### WHAT THIS TASK INVOLVES
Copy the lines from the one with "legend-label-2: TOL=10-5: [626, 81, 690, 101]" up to and including the one with "chart-title: Metoda RK2: [382, 20, 465, 37]", replacing "y-tick-label" with "y-tick-text" and leaving everything else unchanged.

### RECORDS FOR THE EXERCISE

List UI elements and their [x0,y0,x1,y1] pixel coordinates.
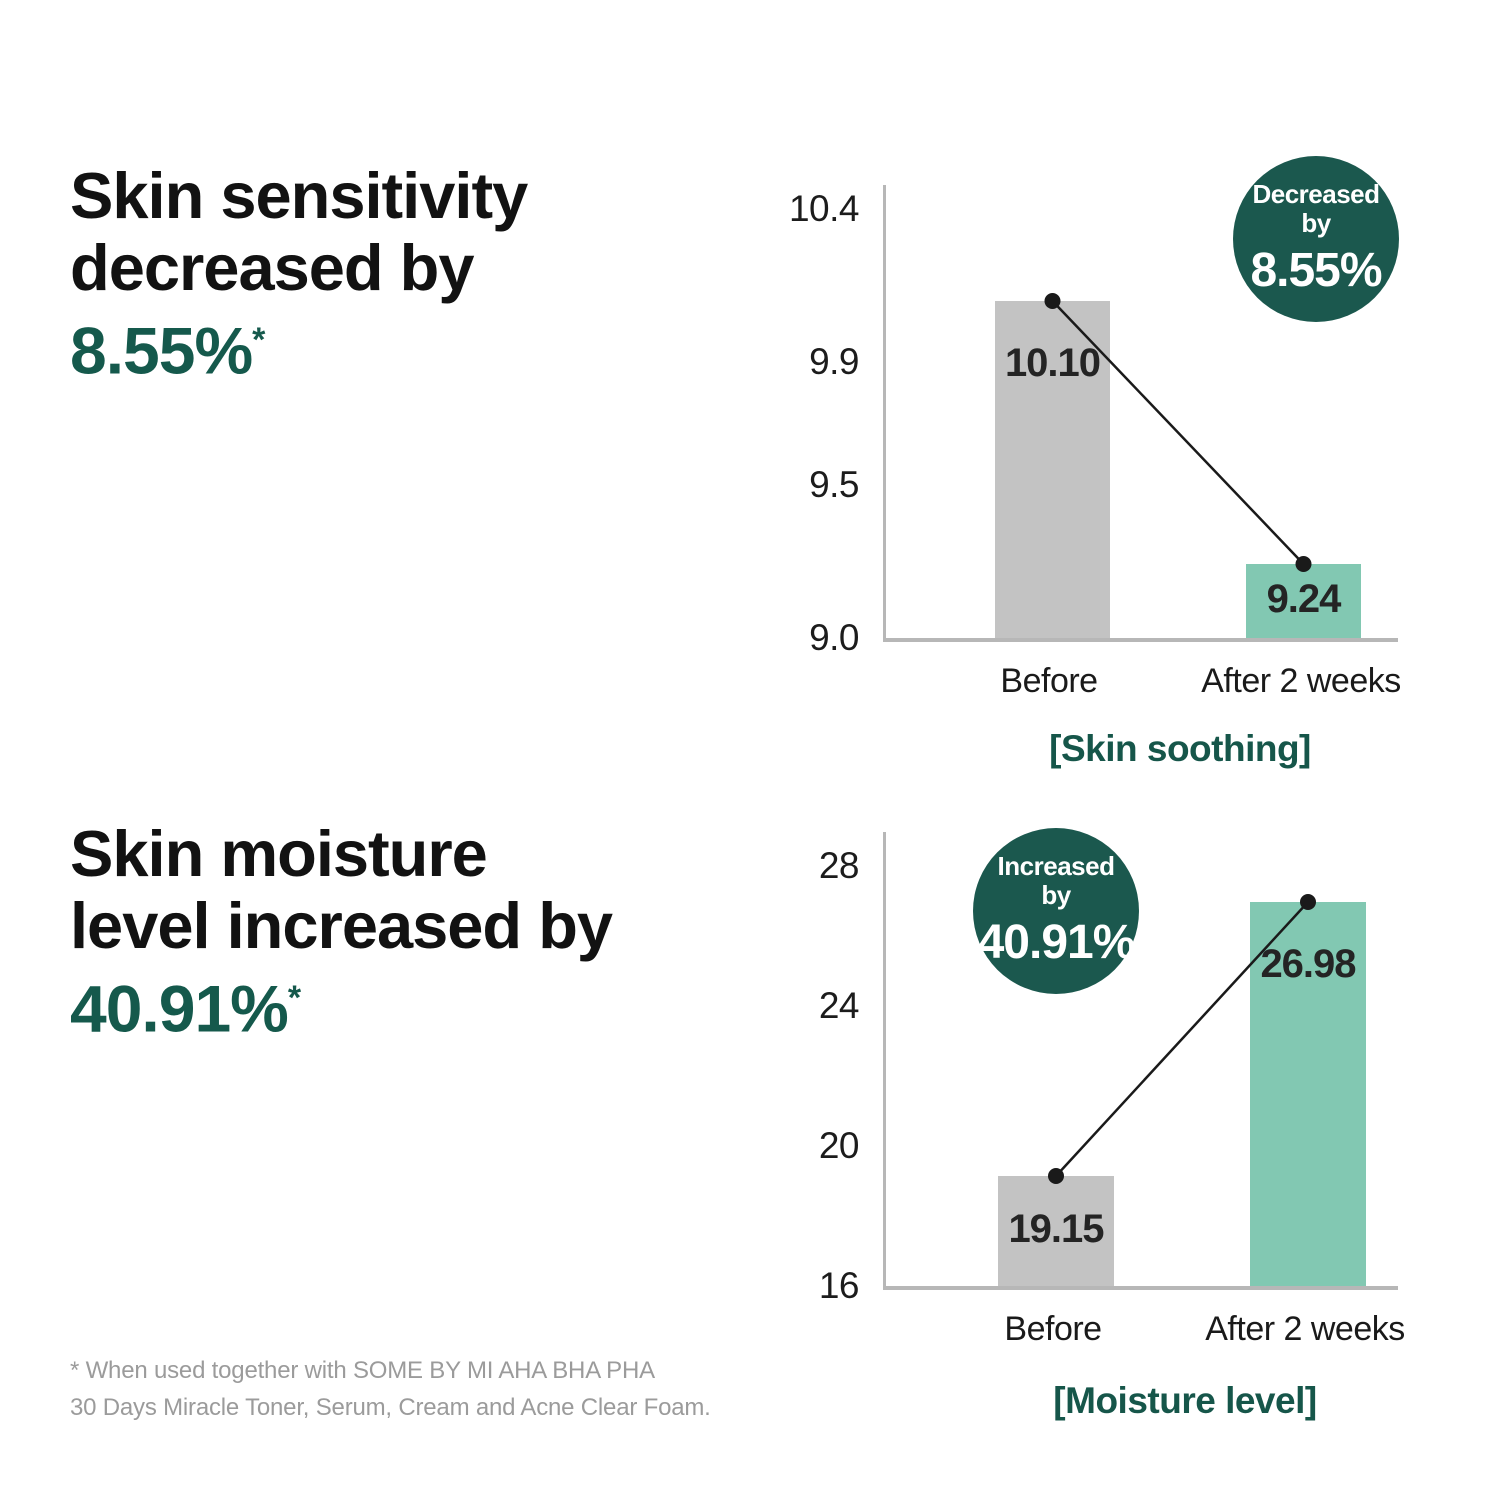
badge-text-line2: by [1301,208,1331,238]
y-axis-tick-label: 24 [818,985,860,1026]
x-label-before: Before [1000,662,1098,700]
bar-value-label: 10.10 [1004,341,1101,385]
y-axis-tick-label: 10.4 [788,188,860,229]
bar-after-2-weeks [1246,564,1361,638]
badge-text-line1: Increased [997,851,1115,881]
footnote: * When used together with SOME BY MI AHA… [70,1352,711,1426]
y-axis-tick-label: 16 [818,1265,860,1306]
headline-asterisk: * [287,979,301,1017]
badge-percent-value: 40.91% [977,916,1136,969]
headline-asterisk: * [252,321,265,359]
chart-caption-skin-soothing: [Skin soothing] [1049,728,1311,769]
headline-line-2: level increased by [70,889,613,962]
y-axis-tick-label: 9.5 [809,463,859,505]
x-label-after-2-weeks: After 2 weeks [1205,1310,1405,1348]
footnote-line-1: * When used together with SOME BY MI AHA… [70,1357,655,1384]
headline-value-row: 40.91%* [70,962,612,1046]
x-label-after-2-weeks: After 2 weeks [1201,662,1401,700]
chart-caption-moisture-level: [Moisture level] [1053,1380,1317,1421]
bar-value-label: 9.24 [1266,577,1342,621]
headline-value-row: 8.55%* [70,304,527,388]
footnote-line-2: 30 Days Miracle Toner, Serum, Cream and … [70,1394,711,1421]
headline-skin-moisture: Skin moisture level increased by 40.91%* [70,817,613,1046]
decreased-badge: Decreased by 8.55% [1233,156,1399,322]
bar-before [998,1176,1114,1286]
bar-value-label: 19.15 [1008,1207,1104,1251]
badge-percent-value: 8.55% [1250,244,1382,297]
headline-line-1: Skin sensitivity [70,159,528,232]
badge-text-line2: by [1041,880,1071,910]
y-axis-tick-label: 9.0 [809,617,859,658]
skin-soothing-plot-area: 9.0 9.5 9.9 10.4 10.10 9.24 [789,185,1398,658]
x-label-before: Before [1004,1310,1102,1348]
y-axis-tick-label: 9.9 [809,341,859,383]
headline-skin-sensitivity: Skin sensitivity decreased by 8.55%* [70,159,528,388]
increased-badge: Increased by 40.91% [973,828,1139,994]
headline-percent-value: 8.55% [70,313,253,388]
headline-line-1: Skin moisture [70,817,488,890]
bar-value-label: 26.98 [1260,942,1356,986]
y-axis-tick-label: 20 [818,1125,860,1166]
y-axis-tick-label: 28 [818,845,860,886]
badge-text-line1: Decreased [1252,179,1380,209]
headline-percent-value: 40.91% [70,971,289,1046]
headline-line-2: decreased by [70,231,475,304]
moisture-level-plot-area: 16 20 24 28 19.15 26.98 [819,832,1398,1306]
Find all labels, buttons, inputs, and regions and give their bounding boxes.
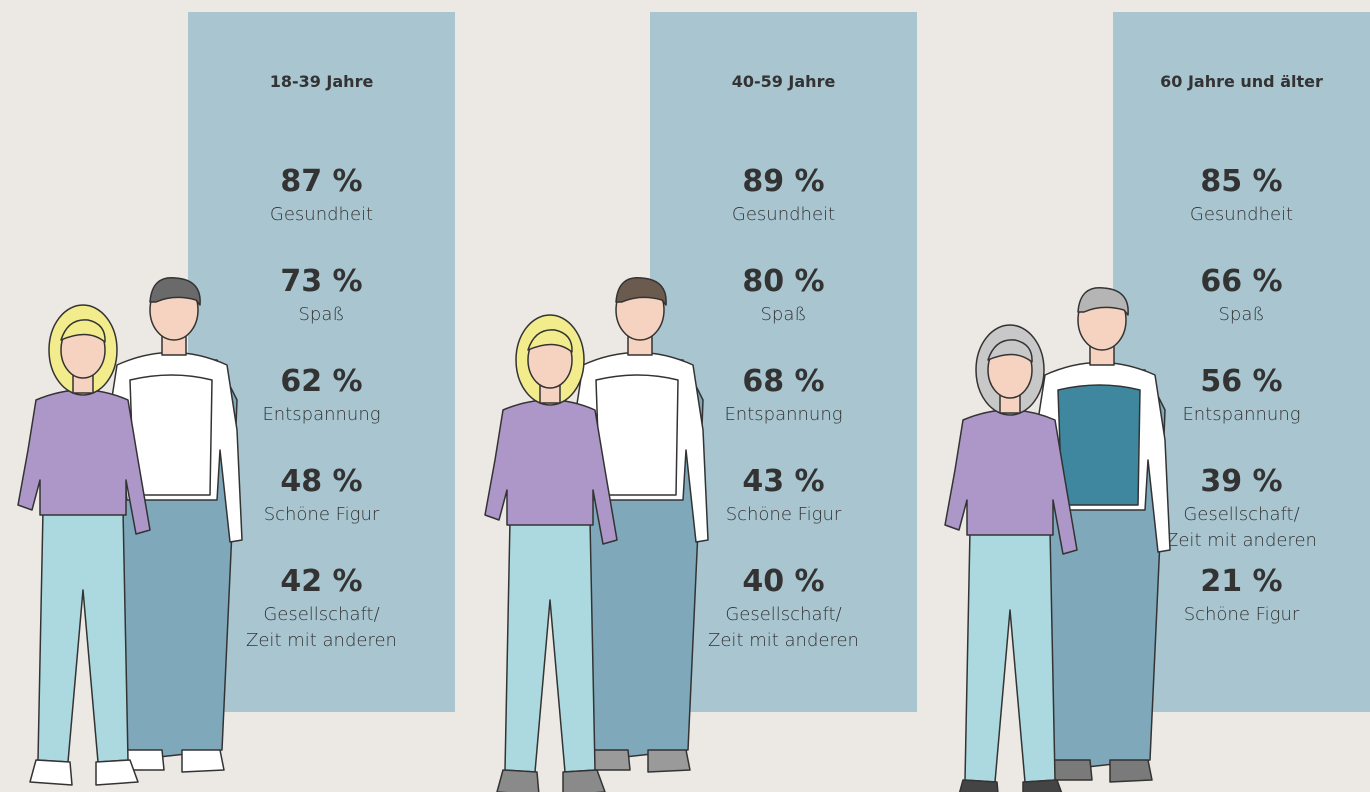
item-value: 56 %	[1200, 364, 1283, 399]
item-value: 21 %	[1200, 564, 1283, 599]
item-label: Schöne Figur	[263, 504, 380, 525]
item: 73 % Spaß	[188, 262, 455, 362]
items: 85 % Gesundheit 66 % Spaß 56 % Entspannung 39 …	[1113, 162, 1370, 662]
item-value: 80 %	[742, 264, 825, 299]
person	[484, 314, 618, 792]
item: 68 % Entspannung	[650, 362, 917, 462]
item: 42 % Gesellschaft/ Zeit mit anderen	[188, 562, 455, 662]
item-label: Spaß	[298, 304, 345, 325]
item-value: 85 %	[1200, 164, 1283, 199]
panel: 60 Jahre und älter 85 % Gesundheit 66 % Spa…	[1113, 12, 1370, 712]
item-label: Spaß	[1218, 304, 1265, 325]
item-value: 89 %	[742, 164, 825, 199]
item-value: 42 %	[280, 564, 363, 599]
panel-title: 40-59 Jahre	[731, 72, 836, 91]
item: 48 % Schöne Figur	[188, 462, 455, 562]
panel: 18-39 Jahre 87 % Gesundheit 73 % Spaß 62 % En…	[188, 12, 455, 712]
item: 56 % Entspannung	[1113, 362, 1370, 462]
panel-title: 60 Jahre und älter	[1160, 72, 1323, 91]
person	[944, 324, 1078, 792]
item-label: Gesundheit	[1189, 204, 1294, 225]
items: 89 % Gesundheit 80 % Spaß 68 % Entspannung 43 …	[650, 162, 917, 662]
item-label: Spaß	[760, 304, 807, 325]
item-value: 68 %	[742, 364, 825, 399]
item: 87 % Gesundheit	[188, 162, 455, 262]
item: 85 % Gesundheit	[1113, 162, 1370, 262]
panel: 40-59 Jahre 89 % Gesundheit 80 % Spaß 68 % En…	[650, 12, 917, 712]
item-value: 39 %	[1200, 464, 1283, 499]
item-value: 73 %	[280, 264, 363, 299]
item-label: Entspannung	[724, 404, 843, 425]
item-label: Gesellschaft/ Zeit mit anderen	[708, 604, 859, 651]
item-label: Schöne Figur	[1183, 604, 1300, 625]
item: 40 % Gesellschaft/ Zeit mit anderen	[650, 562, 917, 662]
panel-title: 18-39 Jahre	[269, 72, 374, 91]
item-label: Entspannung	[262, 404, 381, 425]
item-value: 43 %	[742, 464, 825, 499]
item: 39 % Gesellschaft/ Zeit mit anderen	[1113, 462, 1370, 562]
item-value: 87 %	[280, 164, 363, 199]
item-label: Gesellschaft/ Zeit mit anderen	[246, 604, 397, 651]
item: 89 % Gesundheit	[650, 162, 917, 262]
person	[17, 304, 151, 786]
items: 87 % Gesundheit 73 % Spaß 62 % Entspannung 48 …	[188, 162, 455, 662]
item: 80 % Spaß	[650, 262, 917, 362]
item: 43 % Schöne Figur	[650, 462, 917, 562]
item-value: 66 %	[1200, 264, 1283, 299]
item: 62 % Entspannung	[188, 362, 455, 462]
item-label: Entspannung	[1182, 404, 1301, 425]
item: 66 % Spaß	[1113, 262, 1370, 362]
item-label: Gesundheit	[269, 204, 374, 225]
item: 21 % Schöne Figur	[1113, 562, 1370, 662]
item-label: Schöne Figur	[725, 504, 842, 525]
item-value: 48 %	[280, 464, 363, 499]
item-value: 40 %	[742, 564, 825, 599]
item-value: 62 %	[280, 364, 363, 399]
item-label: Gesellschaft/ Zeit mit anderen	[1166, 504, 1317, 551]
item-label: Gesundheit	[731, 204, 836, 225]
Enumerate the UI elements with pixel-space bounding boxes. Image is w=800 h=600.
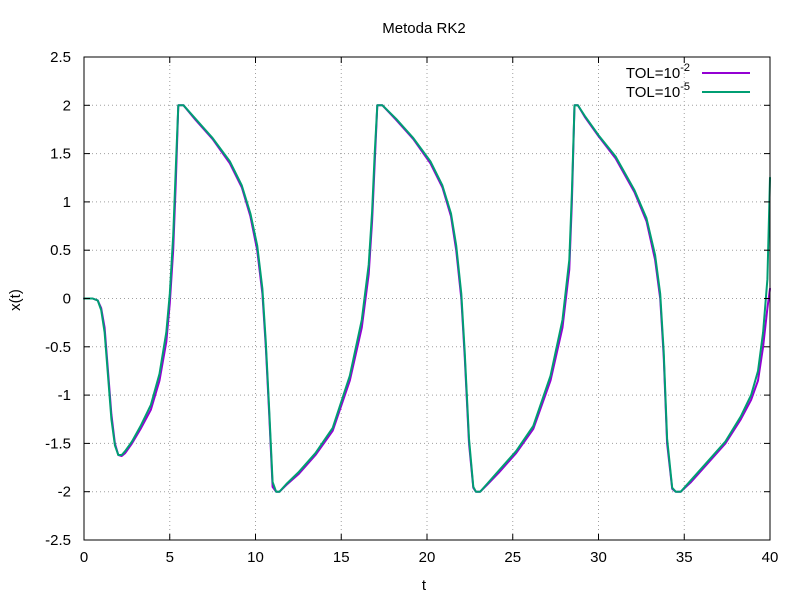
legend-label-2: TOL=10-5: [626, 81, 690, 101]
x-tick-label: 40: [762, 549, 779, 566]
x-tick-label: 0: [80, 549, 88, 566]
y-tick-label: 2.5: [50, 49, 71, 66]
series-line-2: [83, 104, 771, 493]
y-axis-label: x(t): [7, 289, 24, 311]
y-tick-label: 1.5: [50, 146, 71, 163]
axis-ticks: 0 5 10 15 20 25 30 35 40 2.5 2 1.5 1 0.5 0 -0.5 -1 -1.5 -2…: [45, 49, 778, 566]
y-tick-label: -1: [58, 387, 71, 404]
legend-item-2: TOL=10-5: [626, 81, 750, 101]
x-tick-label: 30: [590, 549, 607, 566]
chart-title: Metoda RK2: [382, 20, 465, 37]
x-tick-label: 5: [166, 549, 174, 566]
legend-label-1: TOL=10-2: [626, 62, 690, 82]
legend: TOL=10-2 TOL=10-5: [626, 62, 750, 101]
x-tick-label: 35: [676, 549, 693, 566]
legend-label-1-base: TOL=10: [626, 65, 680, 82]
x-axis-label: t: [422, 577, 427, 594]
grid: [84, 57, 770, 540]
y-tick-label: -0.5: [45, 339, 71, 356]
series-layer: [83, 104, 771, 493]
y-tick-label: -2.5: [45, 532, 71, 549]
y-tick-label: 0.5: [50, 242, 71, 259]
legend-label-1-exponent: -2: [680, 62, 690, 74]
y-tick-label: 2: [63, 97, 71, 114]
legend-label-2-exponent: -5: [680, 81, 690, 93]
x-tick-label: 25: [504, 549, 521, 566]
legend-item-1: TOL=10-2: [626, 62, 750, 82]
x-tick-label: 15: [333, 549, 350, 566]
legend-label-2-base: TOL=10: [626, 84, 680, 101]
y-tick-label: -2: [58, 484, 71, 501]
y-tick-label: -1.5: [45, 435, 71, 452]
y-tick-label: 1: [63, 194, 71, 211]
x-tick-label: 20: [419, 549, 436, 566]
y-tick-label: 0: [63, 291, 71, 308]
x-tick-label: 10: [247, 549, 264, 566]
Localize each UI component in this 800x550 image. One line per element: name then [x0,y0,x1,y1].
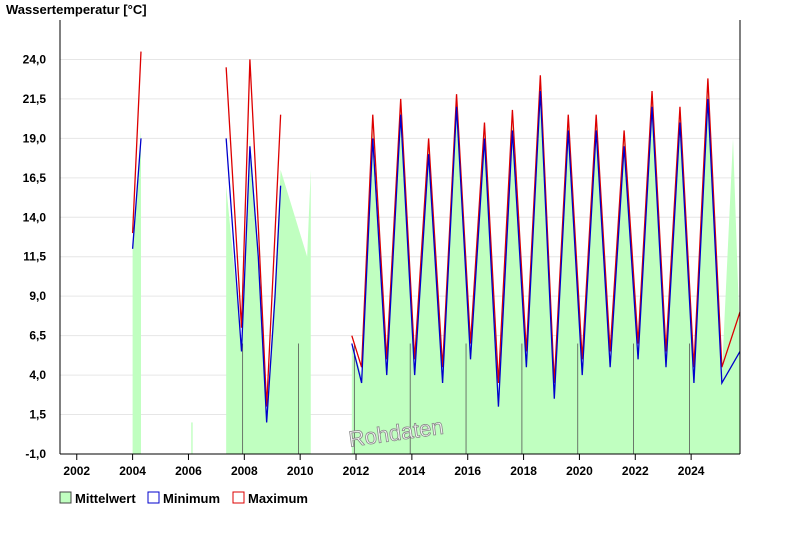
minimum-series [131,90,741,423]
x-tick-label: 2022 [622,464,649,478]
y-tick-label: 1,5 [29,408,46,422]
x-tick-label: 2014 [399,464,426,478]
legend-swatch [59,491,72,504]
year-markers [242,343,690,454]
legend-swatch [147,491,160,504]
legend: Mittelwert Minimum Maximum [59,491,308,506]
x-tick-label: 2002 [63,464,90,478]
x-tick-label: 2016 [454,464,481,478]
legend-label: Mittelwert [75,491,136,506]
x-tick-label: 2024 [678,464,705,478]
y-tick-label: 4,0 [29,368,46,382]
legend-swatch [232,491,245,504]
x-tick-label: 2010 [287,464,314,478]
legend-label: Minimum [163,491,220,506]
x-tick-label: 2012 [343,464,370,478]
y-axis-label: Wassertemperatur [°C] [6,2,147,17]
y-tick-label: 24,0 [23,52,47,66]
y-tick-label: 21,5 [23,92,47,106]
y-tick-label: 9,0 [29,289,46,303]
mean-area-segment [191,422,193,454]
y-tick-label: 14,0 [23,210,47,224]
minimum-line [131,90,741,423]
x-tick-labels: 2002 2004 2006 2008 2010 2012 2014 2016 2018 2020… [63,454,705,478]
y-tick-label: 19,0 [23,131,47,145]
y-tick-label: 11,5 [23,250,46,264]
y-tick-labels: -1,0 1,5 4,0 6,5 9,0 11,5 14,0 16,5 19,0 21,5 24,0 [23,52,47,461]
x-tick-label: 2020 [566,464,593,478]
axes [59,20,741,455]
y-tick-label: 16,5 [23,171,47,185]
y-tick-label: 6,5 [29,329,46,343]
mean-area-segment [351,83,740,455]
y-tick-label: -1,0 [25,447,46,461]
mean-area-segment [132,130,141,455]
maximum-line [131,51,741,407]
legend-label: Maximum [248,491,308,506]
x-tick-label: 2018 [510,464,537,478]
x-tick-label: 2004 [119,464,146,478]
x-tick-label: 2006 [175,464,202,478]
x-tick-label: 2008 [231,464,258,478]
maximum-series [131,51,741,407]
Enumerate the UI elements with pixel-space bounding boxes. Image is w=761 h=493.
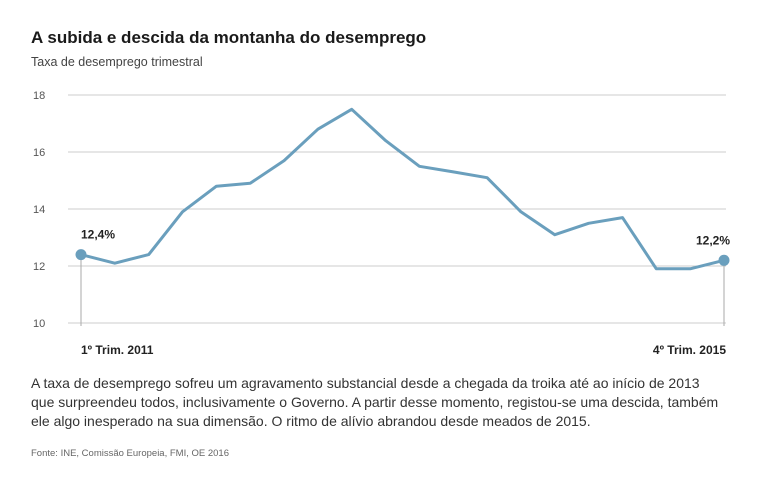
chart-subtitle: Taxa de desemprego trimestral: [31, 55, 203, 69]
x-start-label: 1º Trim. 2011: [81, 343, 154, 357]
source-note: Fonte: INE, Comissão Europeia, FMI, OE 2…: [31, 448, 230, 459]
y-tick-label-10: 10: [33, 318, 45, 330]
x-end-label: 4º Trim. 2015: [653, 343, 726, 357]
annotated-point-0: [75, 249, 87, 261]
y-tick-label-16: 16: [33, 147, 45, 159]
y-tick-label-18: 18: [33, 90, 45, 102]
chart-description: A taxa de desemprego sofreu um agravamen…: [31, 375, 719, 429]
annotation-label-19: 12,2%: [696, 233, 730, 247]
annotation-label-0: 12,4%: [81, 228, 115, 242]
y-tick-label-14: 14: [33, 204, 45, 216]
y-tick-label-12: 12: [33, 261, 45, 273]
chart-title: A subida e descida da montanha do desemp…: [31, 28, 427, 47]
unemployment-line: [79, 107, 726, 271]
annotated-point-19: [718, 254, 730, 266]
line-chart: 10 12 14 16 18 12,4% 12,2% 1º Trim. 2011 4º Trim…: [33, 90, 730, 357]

### FINAL RESULT
legend-label-2: TOL=10-5: [626, 81, 690, 101]
x-tick-label: 40: [762, 549, 779, 566]
x-tick-label: 0: [80, 549, 88, 566]
y-tick-text: 2.5: [50, 49, 71, 66]
series-line-2: [83, 104, 771, 493]
y-axis-label: x(t): [7, 289, 24, 311]
y-tick-text: 1.5: [50, 146, 71, 163]
axis-ticks: 0 5 10 15 20 25 30 35 40 2.5 2 1.5 1 0.5 0 -0.5 -1 -1.5 -2…: [45, 49, 778, 566]
y-tick-text: -1: [58, 387, 71, 404]
legend-item-2: TOL=10-5: [626, 81, 750, 101]
x-tick-label: 30: [590, 549, 607, 566]
chart-title: Metoda RK2: [382, 20, 465, 37]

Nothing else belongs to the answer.